Quote the whole listing exactly. Leave the pictures out of your copy.

====== MATERIAL SHOWN

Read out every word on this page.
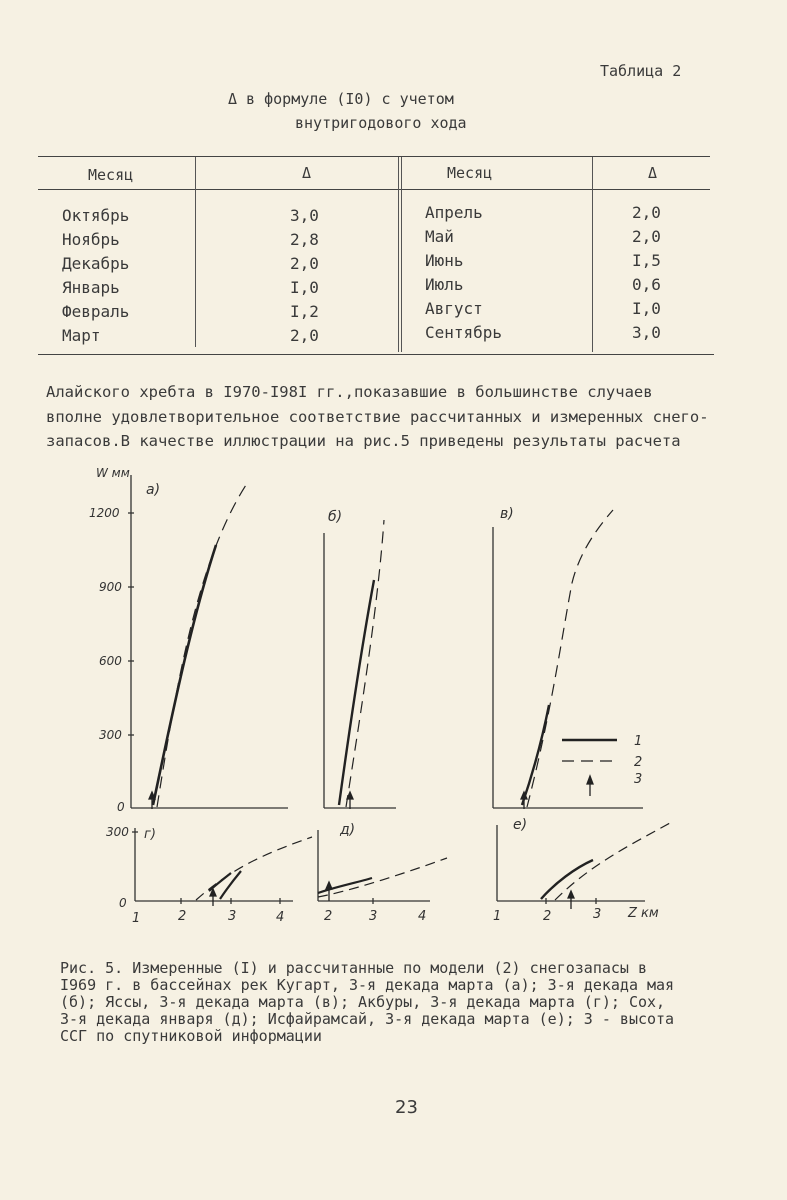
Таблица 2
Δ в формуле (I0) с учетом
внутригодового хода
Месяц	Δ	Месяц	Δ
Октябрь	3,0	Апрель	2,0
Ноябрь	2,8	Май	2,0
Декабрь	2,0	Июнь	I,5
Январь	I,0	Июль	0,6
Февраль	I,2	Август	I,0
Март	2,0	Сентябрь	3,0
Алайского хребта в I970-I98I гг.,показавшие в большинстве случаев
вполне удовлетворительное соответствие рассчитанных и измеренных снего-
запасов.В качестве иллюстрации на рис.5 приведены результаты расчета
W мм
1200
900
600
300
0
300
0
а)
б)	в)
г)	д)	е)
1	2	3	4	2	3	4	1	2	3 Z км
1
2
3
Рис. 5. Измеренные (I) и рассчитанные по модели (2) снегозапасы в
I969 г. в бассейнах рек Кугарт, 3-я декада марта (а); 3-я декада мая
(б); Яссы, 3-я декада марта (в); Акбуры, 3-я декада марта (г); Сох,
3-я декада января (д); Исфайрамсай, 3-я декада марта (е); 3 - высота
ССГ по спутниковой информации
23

============

**THE OUTPUT**
Read out every word on this page.
Таблица 2
Δ в формуле (I0) с учетом
внутригодового хода
Месяц	Δ	Месяц	Δ
Октябрь	3,0	Апрель	2,0
Ноябрь	2,8	Май	2,0
Декабрь	2,0	Июнь	I,5
Январь	I,0	Июль	0,6
Февраль	I,2	Август	I,0
Март	2,0	Сентябрь	3,0
Алайского хребта в I970-I98I гг.,показавшие в большинстве случаев
вполне удовлетворительное соответствие рассчитанных и измеренных снего-
запасов.В качестве иллюстрации на рис.5 приведены результаты расчета
W мм
1200
900
600
300
0
300
0
а)
б)	в)
г)	д)	е)
1	2	3	4	2	3	4	1	2	3 Z км
1
2
3
Рис. 5. Измеренные (I) и рассчитанные по модели (2) снегозапасы в
I969 г. в бассейнах рек Кугарт, 3-я декада марта (а); 3-я декада мая
(б); Яссы, 3-я декада марта (в); Акбуры, 3-я декада марта (г); Сох,
3-я декада января (д); Исфайрамсай, 3-я декада марта (е); 3 - высота
ССГ по спутниковой информации
23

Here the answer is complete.